Restate every line of the material, word for word.

***** Dataset excerpts *****

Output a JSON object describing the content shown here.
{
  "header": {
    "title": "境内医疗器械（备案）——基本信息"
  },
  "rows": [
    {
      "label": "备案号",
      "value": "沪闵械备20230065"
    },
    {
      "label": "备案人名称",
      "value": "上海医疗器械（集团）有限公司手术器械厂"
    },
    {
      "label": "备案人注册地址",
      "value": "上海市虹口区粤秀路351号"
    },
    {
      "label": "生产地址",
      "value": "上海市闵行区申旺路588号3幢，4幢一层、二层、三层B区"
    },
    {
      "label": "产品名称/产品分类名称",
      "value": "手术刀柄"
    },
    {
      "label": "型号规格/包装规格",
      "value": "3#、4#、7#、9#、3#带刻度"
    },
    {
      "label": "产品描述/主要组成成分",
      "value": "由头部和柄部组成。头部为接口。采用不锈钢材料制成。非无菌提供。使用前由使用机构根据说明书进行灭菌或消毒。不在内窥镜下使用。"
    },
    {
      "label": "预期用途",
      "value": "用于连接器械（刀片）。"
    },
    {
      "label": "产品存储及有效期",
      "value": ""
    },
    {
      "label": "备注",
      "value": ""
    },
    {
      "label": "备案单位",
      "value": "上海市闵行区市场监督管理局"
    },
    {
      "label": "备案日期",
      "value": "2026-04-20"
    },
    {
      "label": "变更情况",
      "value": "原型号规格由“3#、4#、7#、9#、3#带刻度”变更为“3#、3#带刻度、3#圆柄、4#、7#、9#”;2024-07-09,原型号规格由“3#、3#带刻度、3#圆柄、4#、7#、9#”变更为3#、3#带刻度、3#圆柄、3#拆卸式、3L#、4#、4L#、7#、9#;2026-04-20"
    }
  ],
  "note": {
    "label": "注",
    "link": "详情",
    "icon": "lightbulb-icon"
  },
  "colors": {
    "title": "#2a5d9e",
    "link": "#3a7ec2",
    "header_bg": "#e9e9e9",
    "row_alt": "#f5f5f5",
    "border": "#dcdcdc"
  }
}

*****

> [Solution to this exercise]:
Output a JSON object describing the content shown here.
{
  "header": {
    "title": "境内医疗器械（备案）——基本信息"
  },
  "rows": [
    {
      "label": "备案号",
      "value": "沪闵械备20230065"
    },
    {
      "label": "备案人名称",
      "value": "上海医疗器械（集团）有限公司手术器械厂"
    },
    {
      "label": "备案人注册地址",
      "value": "上海市虹口区粤秀路351号"
    },
    {
      "label": "生产地址",
      "value": "上海市闵行区申旺路588号3幢，4幢一层、二层、三层B区"
    },
    {
      "label": "产品名称/产品分类名称",
      "value": "手术刀柄"
    },
    {
      "label": "型号规格/包装规格",
      "value": "3#、4#、7#、9#、3#带刻度"
    },
    {
      "label": "产品描述/主要组成成分",
      "value": "由头部和柄部组成。头部为接口。采用不锈钢材料制成。非无菌提供。使用前由使用机构根据说明书进行灭菌或消毒。不在内窥镜下使用。"
    },
    {
      "label": "预期用途",
      "value": "用于连接器械（刀片）。"
    },
    {
      "label": "产品存储及有效期",
      "value": ""
    },
    {
      "label": "备注",
      "value": ""
    },
    {
      "label": "备案单位",
      "value": "上海市闵行区市场监督管理局"
    },
    {
      "label": "备案日期",
      "value": "2026-04-20"
    },
    {
      "label": "变更情况",
      "value": "原型号规格由“3#、4#、7#、9#、3#带刻度”变更为“3#、3#带刻度、3#圆柄、4#、7#、9#”;2024-07-09,原型号规格由“3#、3#带刻度、3#圆柄、4#、7#、9#”变更为3#、3#带刻度、3#圆柄、3#拆卸式、3L#、4#、4L#、7#、9#;2026-04-20"
    }
  ],
  "note": {
    "label": "注",
    "link": "详情",
    "icon": "lightbulb-icon"
  },
  "colors": {
    "title": "#2a5d9e",
    "link": "#3a7ec2",
    "header_bg": "#e9e9e9",
    "row_alt": "#f5f5f5",
    "border": "#dcdcdc"
  }
}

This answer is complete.